● Consignes
- A) Relevez toutes les mesures exprimées en mètres qui figurent dans l'article sur le dragage du port de Lomé.
- B) Poursuivez, s'il vous plaît, l'article sur le dragage du port de Lomé à partir de sa dernière phrase.
:: Document ::
Le Port de Lomé, via son opérateur Lomé Container Terminal (LCT) S.A., a achevé un important projet de dragage entre le 31 juillet et le 16 septembre 2025. Les travaux ont permis d’augmenter significativement la profondeur et la navigabilité du port. Le canal d’accès atteint désormais -18,60 mètres, le bassin terminale est à -17,60 m, l’avant-bassin à -17,95 m, et le cercle d’évitage s’est élargi de 500 à 550 mètres. Ces modifications sont stratégiques pour recevoir des navires de très grande capacité.
Financièrement, le projet représente un coût estimé à 7,5 millions d’euros, soit près de 5 milliards de FCFA selon les publications officielles concernant ce dragage. Ce financement est un investissement pour renforcer l’attractivité du port de Lomé, dans une région où la compétition portuaire s’intensifie.
:::
:: Données fournies ::
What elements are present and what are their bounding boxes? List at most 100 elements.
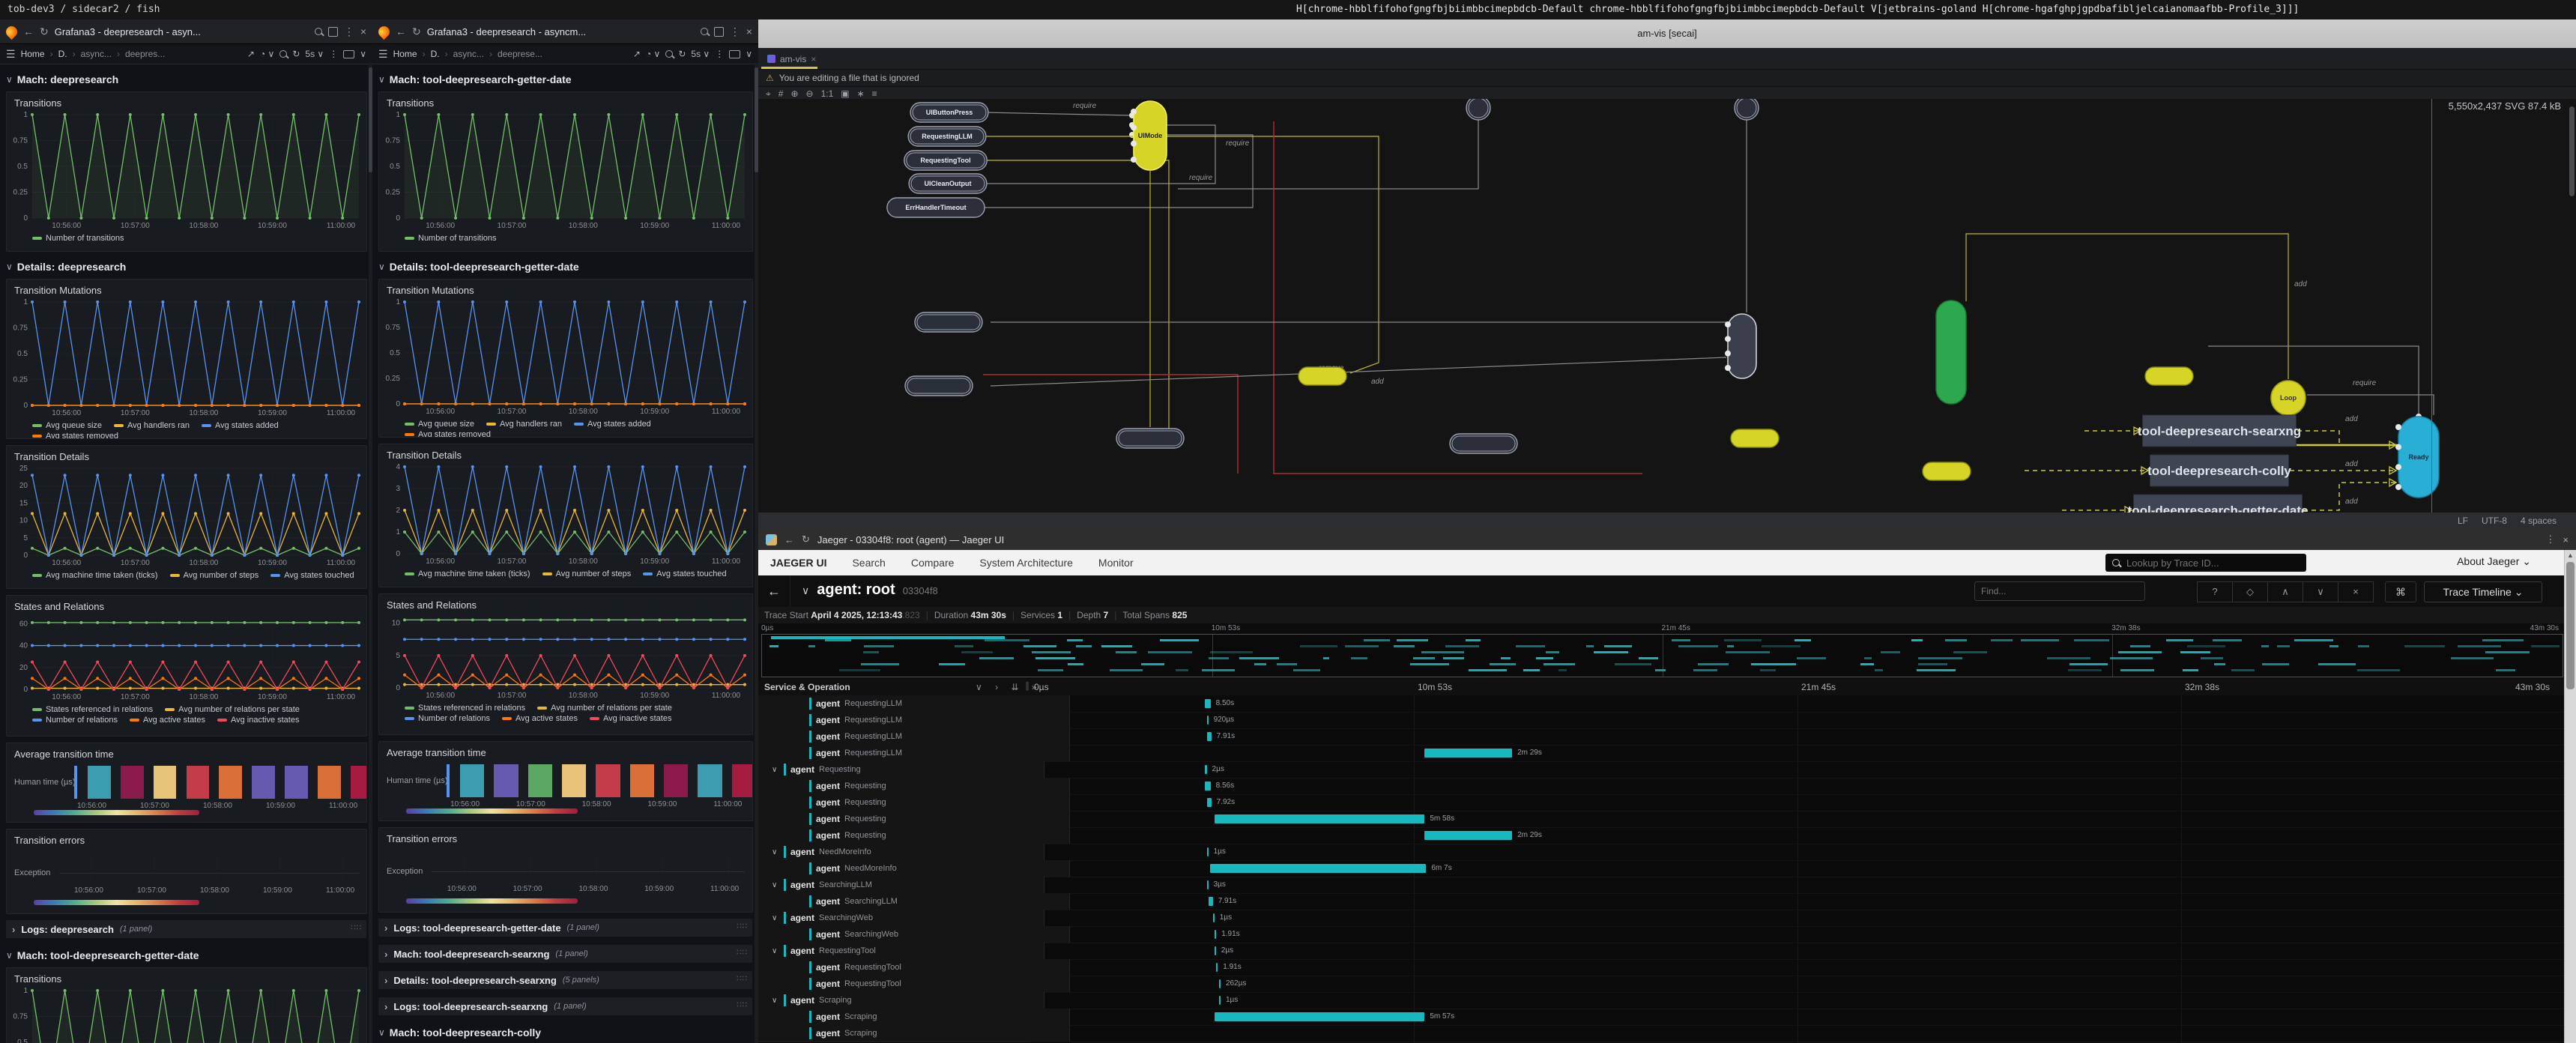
trace-nav-icon[interactable]: ? xyxy=(2197,581,2233,602)
span-bar[interactable] xyxy=(1207,880,1209,889)
graph-node-RequestingTool[interactable]: RequestingTool xyxy=(904,151,987,170)
span-timeline-cell[interactable] xyxy=(1030,1025,2565,1042)
trace-id-input[interactable] xyxy=(2125,557,2278,569)
span-bar[interactable] xyxy=(1207,798,1212,807)
grafana-panel[interactable]: Transition Details252015105010:56:0010:5… xyxy=(6,445,367,589)
timeline-block[interactable] xyxy=(460,764,484,797)
timeline-block[interactable] xyxy=(596,764,620,797)
span-name-cell[interactable]: ∨agentScraping xyxy=(758,992,1044,1009)
status-item[interactable]: 4 spaces xyxy=(2521,513,2557,529)
tv-mode-icon[interactable] xyxy=(729,50,740,58)
tab-close-icon[interactable]: × xyxy=(746,25,752,37)
span-timeline-cell[interactable]: 7.91s xyxy=(1030,893,2565,910)
trace-span-row[interactable]: agentRequestingLLM7.91s xyxy=(758,728,2565,745)
span-name-cell[interactable]: agentRequestingLLM xyxy=(758,728,1070,746)
trace-id-search-box[interactable] xyxy=(2105,554,2306,572)
refresh-icon[interactable]: ↻ xyxy=(678,49,686,59)
time-range-picker[interactable]: ◔ ∨ xyxy=(260,49,274,59)
grafana-panel[interactable]: Average transition timeHuman time (µs)10… xyxy=(6,743,367,823)
span-name-cell[interactable]: agentRequesting xyxy=(758,827,1070,844)
trace-span-row[interactable]: agentRequestingLLM8.50s xyxy=(758,695,2565,712)
menu-item-compare[interactable]: Compare xyxy=(911,557,955,569)
refresh-interval-select[interactable]: 5s ∨ xyxy=(691,49,710,59)
graph-node-unlabeled[interactable] xyxy=(1116,429,1184,448)
browser-back-icon[interactable]: ← xyxy=(784,534,794,545)
back-icon[interactable]: ← xyxy=(396,25,406,37)
jaeger-title-bar[interactable]: ← ↻ Jaeger - 03304f8: root (agent) — Jae… xyxy=(758,529,2576,550)
tab-close-icon[interactable]: × xyxy=(360,25,366,37)
timeline-block[interactable] xyxy=(154,766,177,799)
collapse-controls[interactable]: ∨ › ⇊ » xyxy=(976,682,1042,692)
timeline-block[interactable] xyxy=(285,766,308,799)
trace-nav-icon[interactable]: ∧ xyxy=(2268,581,2303,602)
legend-item[interactable]: Number of relations xyxy=(405,714,490,723)
menu-item-system-architecture[interactable]: System Architecture xyxy=(979,557,1073,569)
trace-span-row[interactable]: agentRequestingTool262µs xyxy=(758,976,2565,992)
legend-item[interactable]: Number of transitions xyxy=(32,234,124,243)
legend-item[interactable]: Avg queue size xyxy=(32,421,102,430)
span-timeline-cell[interactable]: 3µs xyxy=(1030,877,2565,894)
span-bar[interactable] xyxy=(1219,979,1221,988)
span-name-cell[interactable]: agentRequestingLLM xyxy=(758,695,1070,713)
span-name-cell[interactable]: agentNeedMoreInfo xyxy=(758,860,1070,877)
graph-node-unlabeled[interactable] xyxy=(1298,367,1346,385)
legend-item[interactable]: Avg number of relations per state xyxy=(537,704,672,713)
graph-node-tool-deepresearch-searxng[interactable]: tool-deepresearch-searxng xyxy=(2138,415,2301,447)
dashboard-row-collapsed[interactable]: ›Logs: tool-deepresearch-getter-date(1 p… xyxy=(378,919,752,937)
legend-item[interactable]: Avg inactive states xyxy=(590,714,672,723)
trace-span-row[interactable]: agentRequestingLLM920µs xyxy=(758,712,2565,728)
zoom-out-icon[interactable] xyxy=(665,50,673,58)
browser-reload-icon[interactable]: ↻ xyxy=(802,533,810,545)
legend-item[interactable]: Avg number of steps xyxy=(542,569,632,578)
trace-span-row[interactable]: agentSearchingLLM7.91s xyxy=(758,893,2565,910)
timeline-block[interactable] xyxy=(732,764,753,797)
menu-item-search[interactable]: Search xyxy=(852,557,885,569)
nav-menu-icon[interactable]: ⋮ xyxy=(329,49,338,59)
span-bar[interactable] xyxy=(1424,749,1512,758)
back-icon[interactable]: ← xyxy=(23,25,34,37)
legend-item[interactable]: Avg states removed xyxy=(405,430,491,438)
timeline-block[interactable] xyxy=(351,766,367,799)
timeline-block[interactable] xyxy=(630,764,654,797)
span-timeline-cell[interactable]: 8.50s xyxy=(1030,695,2565,713)
legend-item[interactable]: Avg handlers ran xyxy=(486,420,562,429)
span-name-cell[interactable]: agentRequestingLLM xyxy=(758,745,1070,762)
span-timeline-cell[interactable]: 8.56s xyxy=(1030,778,2565,795)
refresh-icon[interactable]: ↻ xyxy=(292,49,300,59)
breadcrumb-item[interactable]: Home xyxy=(21,49,45,59)
legend-item[interactable]: Avg number of steps xyxy=(170,571,259,580)
menu-icon[interactable]: ☰ xyxy=(378,48,388,61)
timeline-block[interactable] xyxy=(562,764,586,797)
span-name-cell[interactable]: ∨agentRequesting xyxy=(758,761,1044,779)
graph-node-UIButtonPress[interactable]: UIButtonPress xyxy=(910,103,988,122)
graph-node-Ready[interactable]: Ready xyxy=(2395,417,2439,498)
trace-view-select[interactable]: Trace Timeline ⌄ xyxy=(2424,581,2542,602)
grid-icon[interactable]: # xyxy=(778,88,784,99)
legend-item[interactable]: Avg number of relations per state xyxy=(165,705,300,714)
span-bar[interactable] xyxy=(1215,930,1216,939)
window-menu-icon[interactable]: ⋮ xyxy=(2545,533,2555,545)
span-name-cell[interactable]: agentRequesting xyxy=(758,794,1070,811)
span-timeline-cell[interactable]: 7.91s xyxy=(1030,728,2565,746)
grafana-panel[interactable]: Transition errorsException10:56:0010:57:… xyxy=(6,829,367,914)
span-bar[interactable] xyxy=(1215,814,1425,823)
trace-nav-icon[interactable]: × xyxy=(2338,581,2374,602)
extension-icon[interactable] xyxy=(328,27,338,37)
dashboard-row-collapsed[interactable]: ›Mach: tool-deepresearch-searxng(1 panel… xyxy=(378,945,752,963)
trace-title[interactable]: ∨ agent: root 03304f8 xyxy=(802,581,938,599)
graph-node-unlabeled[interactable] xyxy=(1466,99,1490,120)
legend-item[interactable]: States referenced in relations xyxy=(32,705,153,714)
span-bar[interactable] xyxy=(1207,716,1209,725)
trace-span-row[interactable]: agentRequestingLLM2m 29s xyxy=(758,745,2565,761)
span-timeline-cell[interactable]: 1µs xyxy=(1030,992,2565,1009)
service-operation-header[interactable]: Service & Operation xyxy=(764,682,850,692)
span-timeline-cell[interactable]: 1.91s xyxy=(1030,959,2565,976)
keyboard-shortcuts-button[interactable]: ⌘ xyxy=(2385,581,2416,602)
trace-span-row[interactable]: ∨agentSearchingWeb1µs xyxy=(758,910,2565,926)
legend-item[interactable]: Avg states added xyxy=(202,421,279,430)
trace-span-row[interactable]: agentRequesting8.56s xyxy=(758,778,2565,794)
breadcrumb-item[interactable]: D. xyxy=(58,49,67,59)
span-timeline-cell[interactable]: 5m 58s xyxy=(1030,811,2565,828)
graph-node-unlabeled[interactable] xyxy=(1936,300,1966,404)
trace-span-row[interactable]: ∨agentNeedMoreInfo1µs xyxy=(758,844,2565,860)
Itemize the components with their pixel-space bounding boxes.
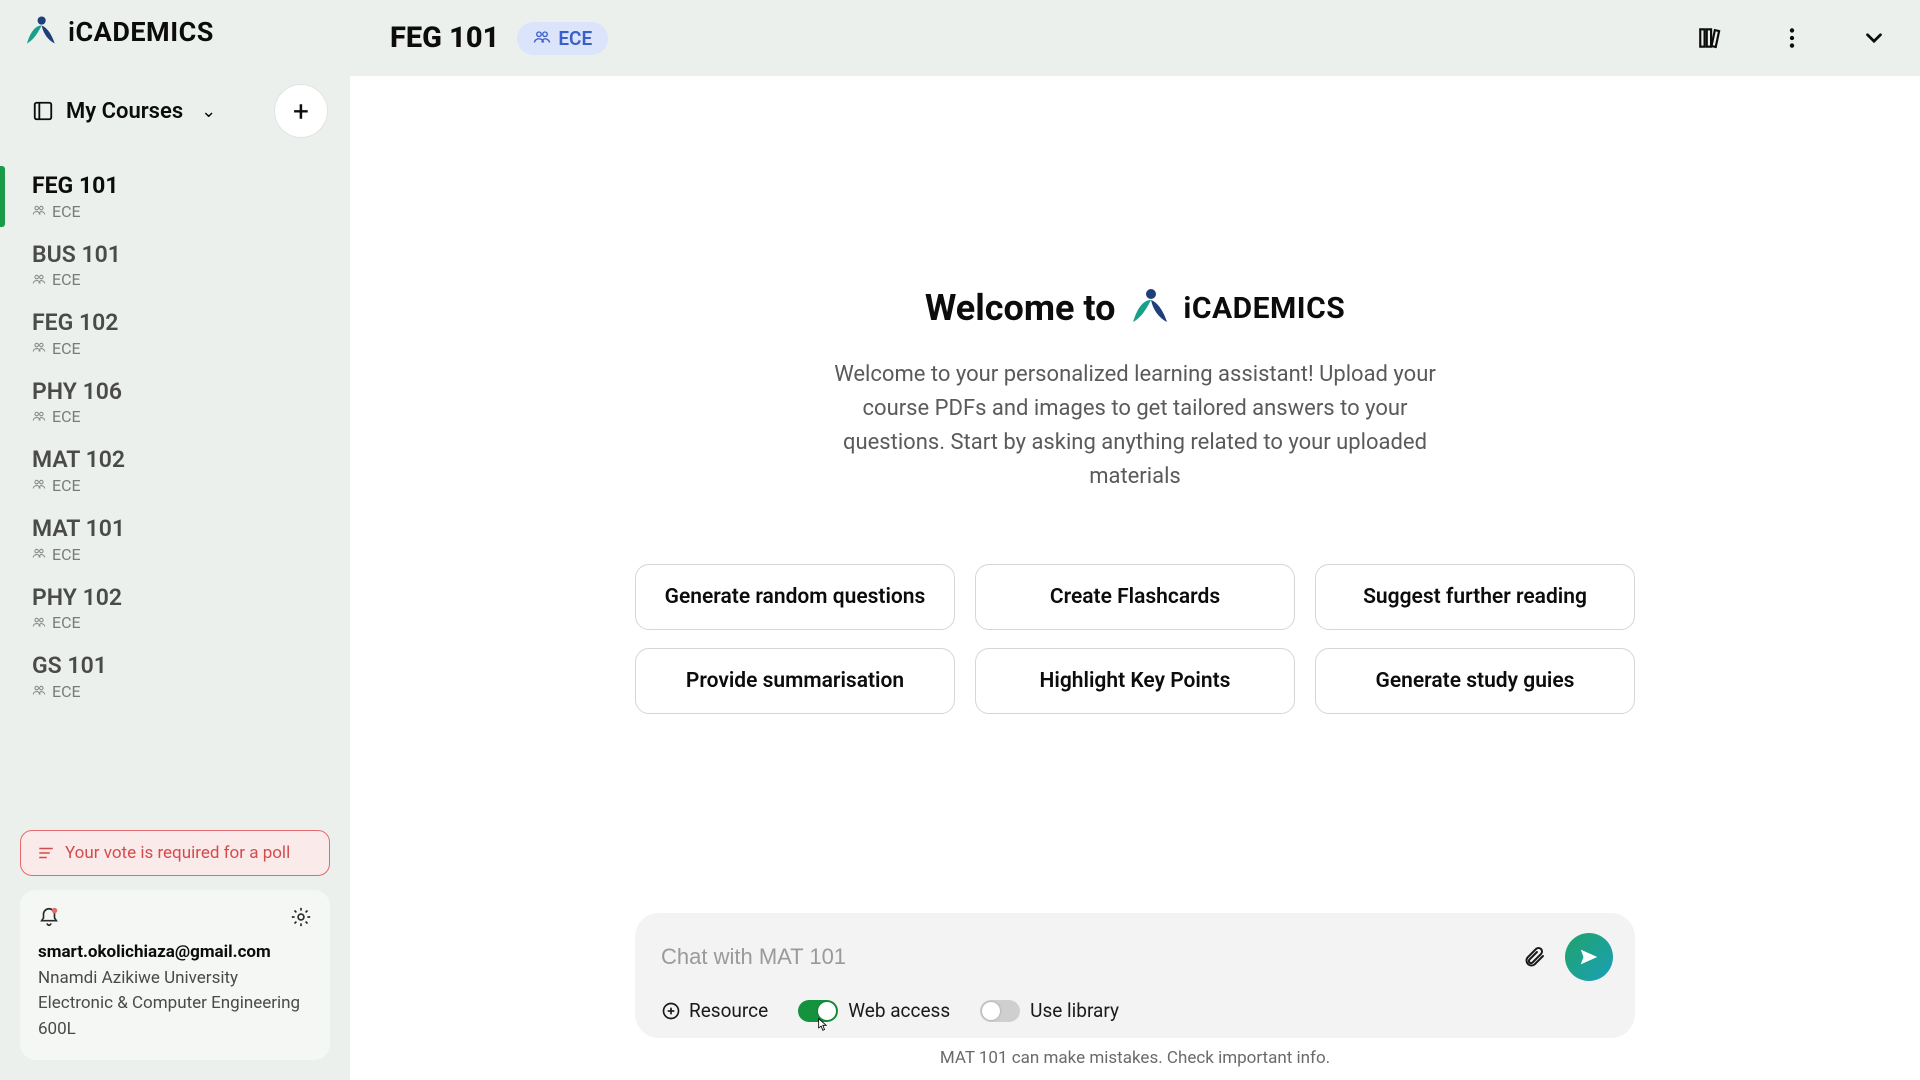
:::
● Corrigé
- A)
- -18,60 mètres
- -17,60 m
- -17,95 m
- 500 mètres
- 550 mètres

- B)
Avant ce dragage, le terminal conteneurs du Port de Lomé via LCT déclarait une profondeur de bassin de 16,60 m, ce qui limitait l’accueil de navires très grands. Avec cette nouvelle profondeur, le port se positionne désormais pour manipuler des navires de 19 000 à 24 000 EVP, ce qui correspond à la nouvelle génération de porte-conteneurs ultra-capables.
Ces améliorations s’inscrivent dans la stratégie de Lomé de devenir un hub logistique majeur non seulement pour le Togo mais pour la sous-région ouest-africaine. Lomé est déjà classé parmi les ports les plus compétitifs de la région, avec un trafic conteneur de l’ordre de 1,9 million EVP en 2023 et une place régulière dans le top 100 mondial selon Lloyd’s List.
Le projet de dragage a été confié en partie à des entreprises spécialisées comme Eiffage Génie Civil Marine, qui avait déjà la tâche d’approfondir le quai principal, pour permettre l’accostage de navires de très grande capacité.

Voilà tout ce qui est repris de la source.